◆ **SHORT EXERCISE**: Each entry in the listing below should be restated word for word.

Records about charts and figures
◇ ◇ ◇

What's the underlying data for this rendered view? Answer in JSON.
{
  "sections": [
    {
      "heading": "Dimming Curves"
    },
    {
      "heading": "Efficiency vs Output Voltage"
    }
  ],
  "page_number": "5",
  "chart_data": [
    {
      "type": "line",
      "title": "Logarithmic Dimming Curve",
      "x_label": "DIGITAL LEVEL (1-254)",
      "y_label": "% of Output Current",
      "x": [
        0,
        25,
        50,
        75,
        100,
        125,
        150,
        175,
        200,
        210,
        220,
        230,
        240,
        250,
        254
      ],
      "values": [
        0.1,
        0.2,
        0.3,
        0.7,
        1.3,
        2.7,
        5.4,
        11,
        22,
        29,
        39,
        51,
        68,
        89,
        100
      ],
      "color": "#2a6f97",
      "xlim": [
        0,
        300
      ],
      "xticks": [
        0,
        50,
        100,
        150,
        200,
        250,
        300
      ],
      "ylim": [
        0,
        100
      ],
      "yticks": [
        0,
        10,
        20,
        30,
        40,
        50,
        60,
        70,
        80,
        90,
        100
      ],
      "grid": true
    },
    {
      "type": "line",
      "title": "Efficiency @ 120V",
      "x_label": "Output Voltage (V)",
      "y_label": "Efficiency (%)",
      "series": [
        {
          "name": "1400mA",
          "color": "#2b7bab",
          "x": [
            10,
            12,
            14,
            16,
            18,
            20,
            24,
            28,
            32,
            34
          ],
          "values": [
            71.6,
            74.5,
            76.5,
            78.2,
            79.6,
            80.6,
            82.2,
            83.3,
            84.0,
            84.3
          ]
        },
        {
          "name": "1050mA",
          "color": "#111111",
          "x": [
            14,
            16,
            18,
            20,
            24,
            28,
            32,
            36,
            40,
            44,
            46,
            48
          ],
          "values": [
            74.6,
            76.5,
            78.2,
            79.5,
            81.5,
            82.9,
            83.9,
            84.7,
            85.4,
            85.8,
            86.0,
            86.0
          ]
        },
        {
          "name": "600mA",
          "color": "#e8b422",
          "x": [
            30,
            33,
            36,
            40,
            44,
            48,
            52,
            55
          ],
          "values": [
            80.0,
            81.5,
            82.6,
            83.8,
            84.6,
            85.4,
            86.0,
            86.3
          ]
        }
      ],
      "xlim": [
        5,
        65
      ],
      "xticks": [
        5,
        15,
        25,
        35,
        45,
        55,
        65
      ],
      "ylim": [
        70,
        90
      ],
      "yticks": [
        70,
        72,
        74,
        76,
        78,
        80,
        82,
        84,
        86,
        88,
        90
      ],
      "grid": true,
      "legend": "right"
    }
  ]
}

◇ ◇ ◇

◆ **SOLUTION**:
What's the underlying data for this rendered view? Answer in JSON.
{
  "sections": [
    {
      "heading": "Dimming Curves"
    },
    {
      "heading": "Efficiency vs Output Voltage"
    }
  ],
  "page_number": "5",
  "chart_data": [
    {
      "type": "line",
      "title": "Logarithmic Dimming Curve",
      "x_label": "DIGITAL LEVEL (1-254)",
      "y_label": "% of Output Current",
      "x": [
        0,
        25,
        50,
        75,
        100,
        125,
        150,
        175,
        200,
        210,
        220,
        230,
        240,
        250,
        254
      ],
      "values": [
        0.1,
        0.2,
        0.3,
        0.7,
        1.3,
        2.7,
        5.4,
        11,
        22,
        29,
        39,
        51,
        68,
        89,
        100
      ],
      "color": "#2a6f97",
      "xlim": [
        0,
        300
      ],
      "xticks": [
        0,
        50,
        100,
        150,
        200,
        250,
        300
      ],
      "ylim": [
        0,
        100
      ],
      "yticks": [
        0,
        10,
        20,
        30,
        40,
        50,
        60,
        70,
        80,
        90,
        100
      ],
      "grid": true
    },
    {
      "type": "line",
      "title": "Efficiency @ 120V",
      "x_label": "Output Voltage (V)",
      "y_label": "Efficiency (%)",
      "series": [
        {
          "name": "1400mA",
          "color": "#2b7bab",
          "x": [
            10,
            12,
            14,
            16,
            18,
            20,
            24,
            28,
            32,
            34
          ],
          "values": [
            71.6,
            74.5,
            76.5,
            78.2,
            79.6,
            80.6,
            82.2,
            83.3,
            84.0,
            84.3
          ]
        },
        {
          "name": "1050mA",
          "color": "#111111",
          "x": [
            14,
            16,
            18,
            20,
            24,
            28,
            32,
            36,
            40,
            44,
            46,
            48
          ],
          "values": [
            74.6,
            76.5,
            78.2,
            79.5,
            81.5,
            82.9,
            83.9,
            84.7,
            85.4,
            85.8,
            86.0,
            86.0
          ]
        },
        {
          "name": "600mA",
          "color": "#e8b422",
          "x": [
            30,
            33,
            36,
            40,
            44,
            48,
            52,
            55
          ],
          "values": [
            80.0,
            81.5,
            82.6,
            83.8,
            84.6,
            85.4,
            86.0,
            86.3
          ]
        }
      ],
      "xlim": [
        5,
        65
      ],
      "xticks": [
        5,
        15,
        25,
        35,
        45,
        55,
        65
      ],
      "ylim": [
        70,
        90
      ],
      "yticks": [
        70,
        72,
        74,
        76,
        78,
        80,
        82,
        84,
        86,
        88,
        90
      ],
      "grid": true,
      "legend": "right"
    }
  ]
}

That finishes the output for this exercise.